Exercise prompt – Transcribe the whole listing without a single picture.

Records for the task –
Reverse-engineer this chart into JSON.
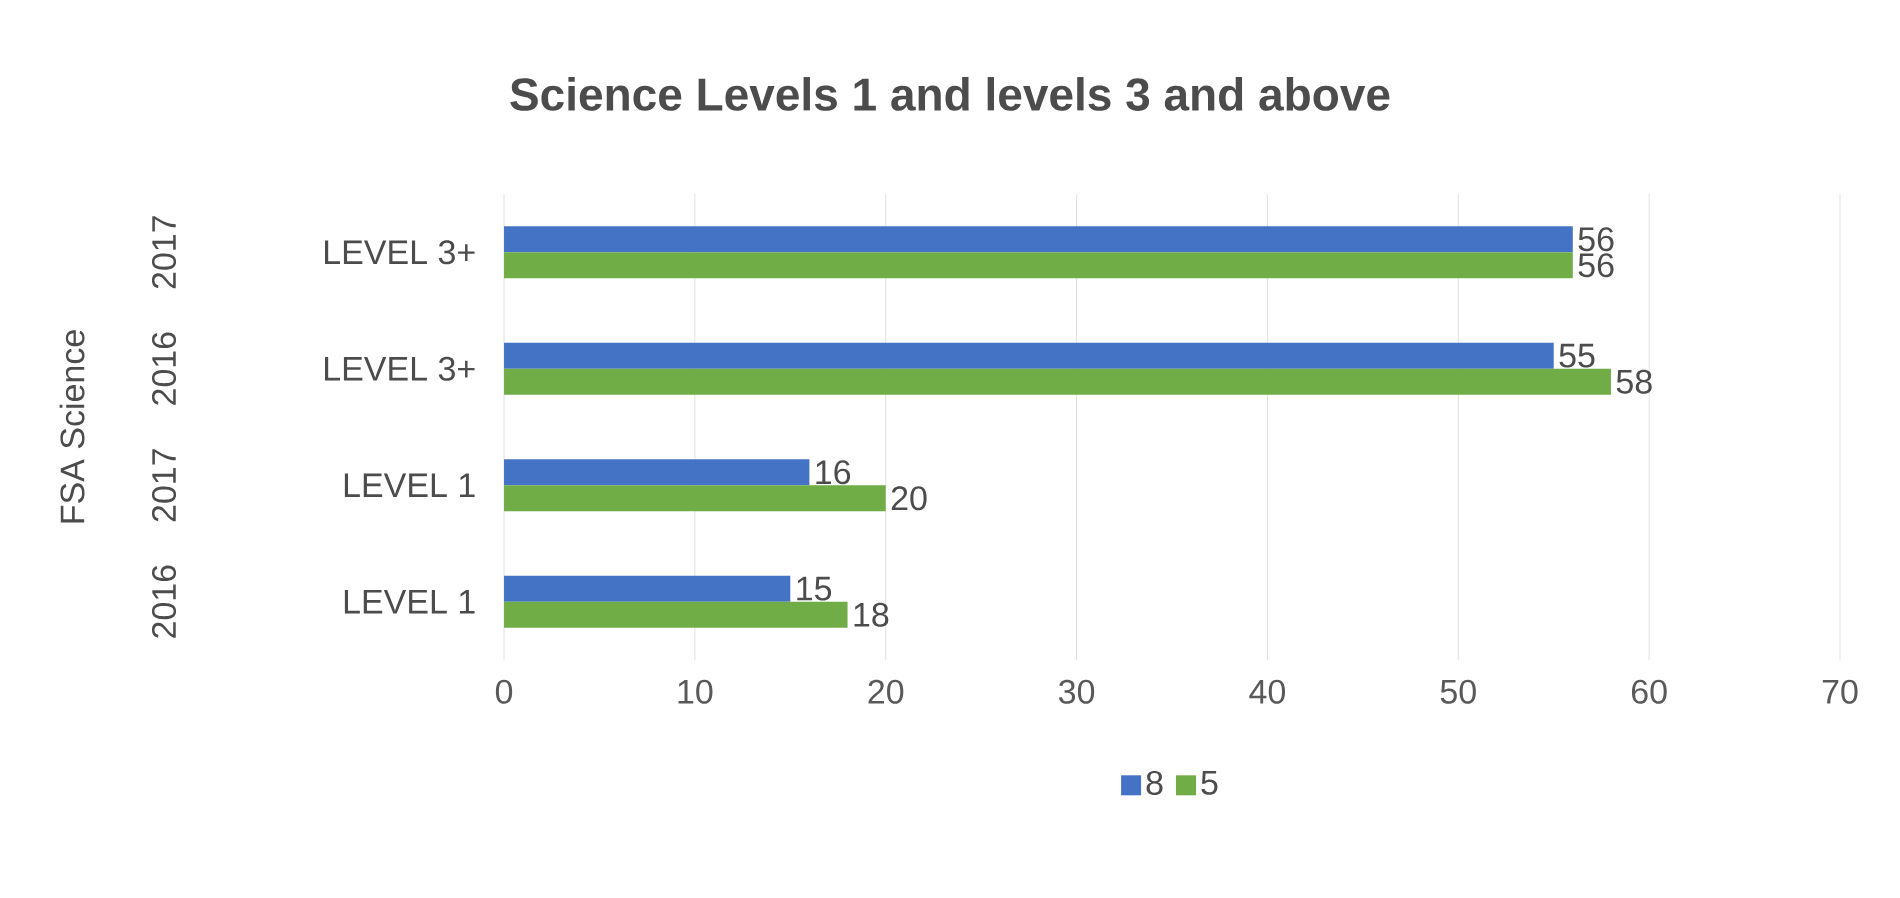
{
  "chart_data": {
    "type": "bar",
    "orientation": "horizontal",
    "title": "Science Levels 1 and levels 3 and above",
    "categories": [
      "LEVEL 3+",
      "LEVEL 3+",
      "LEVEL 1",
      "LEVEL 1"
    ],
    "annotations": [
      "FSA Science",
      "2017",
      "2016",
      "2017",
      "2016"
    ],
    "series": [
      {
        "name": "8",
        "color": "#4472c4",
        "values": [
          56,
          55,
          16,
          15
        ]
      },
      {
        "name": "5",
        "color": "#70ad47",
        "values": [
          56,
          58,
          20,
          18
        ]
      }
    ],
    "xlim": [
      0,
      70
    ],
    "xticks": [
      0,
      10,
      20,
      30,
      40,
      50,
      60,
      70
    ],
    "grid": "x",
    "legend": "bottom",
    "data_labels": true
  }
}
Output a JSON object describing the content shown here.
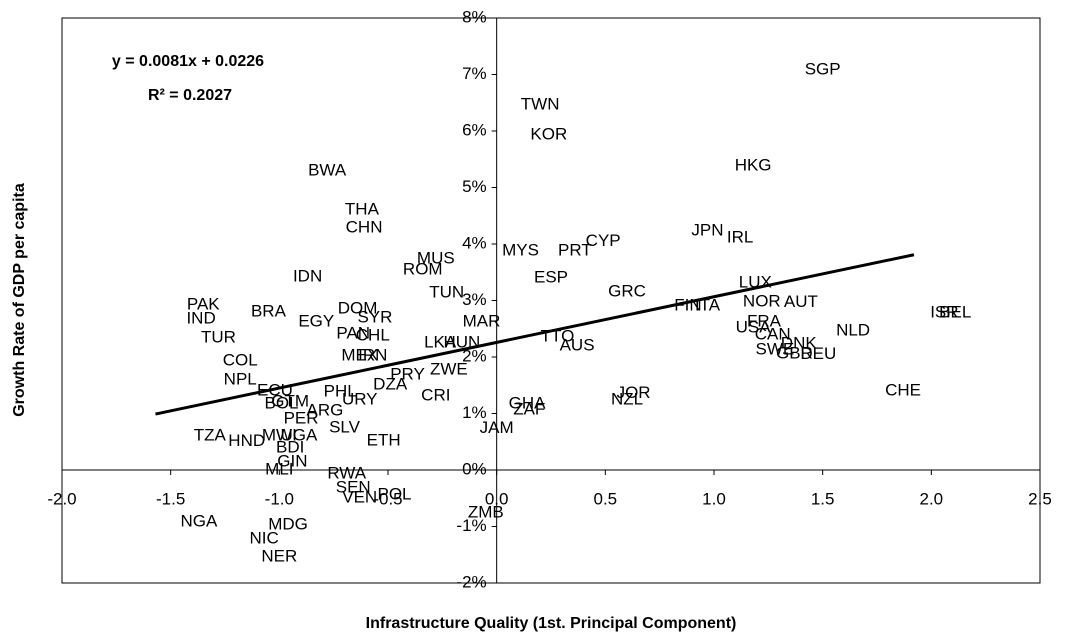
{
  "chart_data": {
    "type": "scatter",
    "x_label": "Infrastructure Quality (1st. Principal Component)",
    "y_label": "Growth Rate of GDP per capita",
    "annotations": [
      "y = 0.0081x + 0.0226",
      "R² = 0.2027"
    ],
    "xlim": [
      -2,
      2.5
    ],
    "ylim": [
      -2,
      8
    ],
    "xticks": [
      {
        "value": -2,
        "label": "-2.0"
      },
      {
        "value": -1.5,
        "label": "-1.5"
      },
      {
        "value": -1,
        "label": "-1.0"
      },
      {
        "value": -0.5,
        "label": "-0.5"
      },
      {
        "value": 0,
        "label": "0.0"
      },
      0.5,
      {
        "value": 1,
        "label": "1.0"
      },
      1.5,
      {
        "value": 2,
        "label": "2.0"
      },
      2.5
    ],
    "yticks": [
      {
        "value": -2,
        "label": "-2%"
      },
      {
        "value": -1,
        "label": "-1%"
      },
      {
        "value": 0,
        "label": "0%"
      },
      {
        "value": 1,
        "label": "1%"
      },
      {
        "value": 2,
        "label": "2%"
      },
      {
        "value": 3,
        "label": "3%"
      },
      {
        "value": 4,
        "label": "4%"
      },
      {
        "value": 5,
        "label": "5%"
      },
      {
        "value": 6,
        "label": "6%"
      },
      {
        "value": 7,
        "label": "7%"
      },
      {
        "value": 8,
        "label": "8%"
      }
    ],
    "trendline": {
      "x": [
        -1.57,
        1.92
      ],
      "y": [
        0.99,
        3.81
      ],
      "color": "#000000"
    },
    "points": {
      "labels": [
        "SGP",
        "TWN",
        "KOR",
        "HKG",
        "BWA",
        "THA",
        "CHN",
        "JPN",
        "IRL",
        "CYP",
        "MYS",
        "PRT",
        "MUS",
        "ROM",
        "IDN",
        "ESP",
        "LUX",
        "GRC",
        "TUN",
        "PAK",
        "FIN",
        "ITA",
        "NOR",
        "AUT",
        "DOM",
        "BRA",
        "ISR",
        "BEL",
        "IND",
        "SYR",
        "EGY",
        "MAR",
        "FRA",
        "USA",
        "NLD",
        "PAN",
        "CHL",
        "TUR",
        "CAN",
        "TTO",
        "LKA",
        "HUN",
        "DNK",
        "AUS",
        "SWE",
        "GBR",
        "DEU",
        "MEX",
        "IRN",
        "COL",
        "ZWE",
        "NPL",
        "PRY",
        "DZA",
        "CHE",
        "ECU",
        "PHL",
        "URY",
        "CRI",
        "JOR",
        "NZL",
        "GHA",
        "ZAF",
        "GTM",
        "BOL",
        "ARG",
        "PER",
        "SLV",
        "ETH",
        "TZA",
        "HND",
        "MWI",
        "UGA",
        "BDI",
        "GIN",
        "MLI",
        "JAM",
        "RWA",
        "SEN",
        "VEN",
        "POL",
        "ZMB",
        "NGA",
        "MDG",
        "NIC",
        "NER"
      ],
      "x": [
        1.5,
        0.2,
        0.24,
        1.18,
        -0.78,
        -0.62,
        -0.61,
        0.97,
        1.12,
        0.49,
        0.11,
        0.36,
        -0.28,
        -0.34,
        -0.87,
        0.25,
        1.19,
        0.6,
        -0.23,
        -1.35,
        0.88,
        0.97,
        1.22,
        1.4,
        -0.64,
        -1.05,
        2.06,
        2.11,
        -1.36,
        -0.56,
        -0.83,
        -0.07,
        1.23,
        1.18,
        1.64,
        -0.66,
        -0.57,
        -1.28,
        1.27,
        0.28,
        -0.26,
        -0.16,
        1.39,
        0.37,
        1.28,
        1.37,
        1.48,
        -0.63,
        -0.57,
        -1.18,
        -0.22,
        -1.18,
        -0.41,
        -0.49,
        1.87,
        -1.02,
        -0.72,
        -0.63,
        -0.28,
        0.63,
        0.6,
        0.14,
        0.15,
        -0.95,
        -0.99,
        -0.79,
        -0.9,
        -0.7,
        -0.52,
        -1.32,
        -1.15,
        -1.0,
        -0.91,
        -0.95,
        -0.94,
        -1.0,
        0.0,
        -0.69,
        -0.66,
        -0.63,
        -0.47,
        -0.05,
        -1.37,
        -0.96,
        -1.07,
        -1.0
      ],
      "y": [
        7.08,
        6.46,
        5.93,
        5.38,
        5.29,
        4.6,
        4.28,
        4.23,
        4.11,
        4.04,
        3.88,
        3.88,
        3.73,
        3.54,
        3.42,
        3.4,
        3.31,
        3.15,
        3.13,
        2.92,
        2.9,
        2.9,
        2.97,
        2.96,
        2.85,
        2.8,
        2.78,
        2.78,
        2.67,
        2.69,
        2.62,
        2.62,
        2.62,
        2.51,
        2.46,
        2.41,
        2.37,
        2.34,
        2.39,
        2.35,
        2.25,
        2.25,
        2.23,
        2.19,
        2.12,
        2.05,
        2.04,
        2.02,
        2.02,
        1.93,
        1.77,
        1.59,
        1.68,
        1.5,
        1.4,
        1.4,
        1.38,
        1.24,
        1.31,
        1.35,
        1.24,
        1.17,
        1.06,
        1.2,
        1.17,
        1.04,
        0.9,
        0.74,
        0.51,
        0.6,
        0.5,
        0.6,
        0.6,
        0.39,
        0.14,
        0.0,
        0.73,
        -0.07,
        -0.32,
        -0.5,
        -0.44,
        -0.76,
        -0.92,
        -0.97,
        -1.22,
        -1.54
      ]
    }
  }
}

Finished exercise –
Reverse-engineer this chart into JSON.
{
  "chart_data": {
    "type": "bar",
    "orientation": "horizontal",
    "title": "Science Levels 1 and levels 3 and above",
    "categories": [
      "LEVEL 3+",
      "LEVEL 3+",
      "LEVEL 1",
      "LEVEL 1"
    ],
    "annotations": [
      "FSA Science",
      "2017",
      "2016",
      "2017",
      "2016"
    ],
    "series": [
      {
        "name": "8",
        "color": "#4472c4",
        "values": [
          56,
          55,
          16,
          15
        ]
      },
      {
        "name": "5",
        "color": "#70ad47",
        "values": [
          56,
          58,
          20,
          18
        ]
      }
    ],
    "xlim": [
      0,
      70
    ],
    "xticks": [
      0,
      10,
      20,
      30,
      40,
      50,
      60,
      70
    ],
    "grid": "x",
    "legend": "bottom",
    "data_labels": true
  }
}
Output a JSON object describing the content shown here.
{
  "chart_data": {
    "type": "scatter",
    "x_label": "Infrastructure Quality (1st. Principal Component)",
    "y_label": "Growth Rate of GDP per capita",
    "annotations": [
      "y = 0.0081x + 0.0226",
      "R² = 0.2027"
    ],
    "xlim": [
      -2,
      2.5
    ],
    "ylim": [
      -2,
      8
    ],
    "xticks": [
      {
        "value": -2,
        "label": "-2.0"
      },
      {
        "value": -1.5,
        "label": "-1.5"
      },
      {
        "value": -1,
        "label": "-1.0"
      },
      {
        "value": -0.5,
        "label": "-0.5"
      },
      {
        "value": 0,
        "label": "0.0"
      },
      0.5,
      {
        "value": 1,
        "label": "1.0"
      },
      1.5,
      {
        "value": 2,
        "label": "2.0"
      },
      2.5
    ],
    "yticks": [
      {
        "value": -2,
        "label": "-2%"
      },
      {
        "value": -1,
        "label": "-1%"
      },
      {
        "value": 0,
        "label": "0%"
      },
      {
        "value": 1,
        "label": "1%"
      },
      {
        "value": 2,
        "label": "2%"
      },
      {
        "value": 3,
        "label": "3%"
      },
      {
        "value": 4,
        "label": "4%"
      },
      {
        "value": 5,
        "label": "5%"
      },
      {
        "value": 6,
        "label": "6%"
      },
      {
        "value": 7,
        "label": "7%"
      },
      {
        "value": 8,
        "label": "8%"
      }
    ],
    "trendline": {
      "x": [
        -1.57,
        1.92
      ],
      "y": [
        0.99,
        3.81
      ],
      "color": "#000000"
    },
    "points": {
      "labels": [
        "SGP",
        "TWN",
        "KOR",
        "HKG",
        "BWA",
        "THA",
        "CHN",
        "JPN",
        "IRL",
        "CYP",
        "MYS",
        "PRT",
        "MUS",
        "ROM",
        "IDN",
        "ESP",
        "LUX",
        "GRC",
        "TUN",
        "PAK",
        "FIN",
        "ITA",
        "NOR",
        "AUT",
        "DOM",
        "BRA",
        "ISR",
        "BEL",
        "IND",
        "SYR",
        "EGY",
        "MAR",
        "FRA",
        "USA",
        "NLD",
        "PAN",
        "CHL",
        "TUR",
        "CAN",
        "TTO",
        "LKA",
        "HUN",
        "DNK",
        "AUS",
        "SWE",
        "GBR",
        "DEU",
        "MEX",
        "IRN",
        "COL",
        "ZWE",
        "NPL",
        "PRY",
        "DZA",
        "CHE",
        "ECU",
        "PHL",
        "URY",
        "CRI",
        "JOR",
        "NZL",
        "GHA",
        "ZAF",
        "GTM",
        "BOL",
        "ARG",
        "PER",
        "SLV",
        "ETH",
        "TZA",
        "HND",
        "MWI",
        "UGA",
        "BDI",
        "GIN",
        "MLI",
        "JAM",
        "RWA",
        "SEN",
        "VEN",
        "POL",
        "ZMB",
        "NGA",
        "MDG",
        "NIC",
        "NER"
      ],
      "x": [
        1.5,
        0.2,
        0.24,
        1.18,
        -0.78,
        -0.62,
        -0.61,
        0.97,
        1.12,
        0.49,
        0.11,
        0.36,
        -0.28,
        -0.34,
        -0.87,
        0.25,
        1.19,
        0.6,
        -0.23,
        -1.35,
        0.88,
        0.97,
        1.22,
        1.4,
        -0.64,
        -1.05,
        2.06,
        2.11,
        -1.36,
        -0.56,
        -0.83,
        -0.07,
        1.23,
        1.18,
        1.64,
        -0.66,
        -0.57,
        -1.28,
        1.27,
        0.28,
        -0.26,
        -0.16,
        1.39,
        0.37,
        1.28,
        1.37,
        1.48,
        -0.63,
        -0.57,
        -1.18,
        -0.22,
        -1.18,
        -0.41,
        -0.49,
        1.87,
        -1.02,
        -0.72,
        -0.63,
        -0.28,
        0.63,
        0.6,
        0.14,
        0.15,
        -0.95,
        -0.99,
        -0.79,
        -0.9,
        -0.7,
        -0.52,
        -1.32,
        -1.15,
        -1.0,
        -0.91,
        -0.95,
        -0.94,
        -1.0,
        0.0,
        -0.69,
        -0.66,
        -0.63,
        -0.47,
        -0.05,
        -1.37,
        -0.96,
        -1.07,
        -1.0
      ],
      "y": [
        7.08,
        6.46,
        5.93,
        5.38,
        5.29,
        4.6,
        4.28,
        4.23,
        4.11,
        4.04,
        3.88,
        3.88,
        3.73,
        3.54,
        3.42,
        3.4,
        3.31,
        3.15,
        3.13,
        2.92,
        2.9,
        2.9,
        2.97,
        2.96,
        2.85,
        2.8,
        2.78,
        2.78,
        2.67,
        2.69,
        2.62,
        2.62,
        2.62,
        2.51,
        2.46,
        2.41,
        2.37,
        2.34,
        2.39,
        2.35,
        2.25,
        2.25,
        2.23,
        2.19,
        2.12,
        2.05,
        2.04,
        2.02,
        2.02,
        1.93,
        1.77,
        1.59,
        1.68,
        1.5,
        1.4,
        1.4,
        1.38,
        1.24,
        1.31,
        1.35,
        1.24,
        1.17,
        1.06,
        1.2,
        1.17,
        1.04,
        0.9,
        0.74,
        0.51,
        0.6,
        0.5,
        0.6,
        0.6,
        0.39,
        0.14,
        0.0,
        0.73,
        -0.07,
        -0.32,
        -0.5,
        -0.44,
        -0.76,
        -0.92,
        -0.97,
        -1.22,
        -1.54
      ]
    }
  }
}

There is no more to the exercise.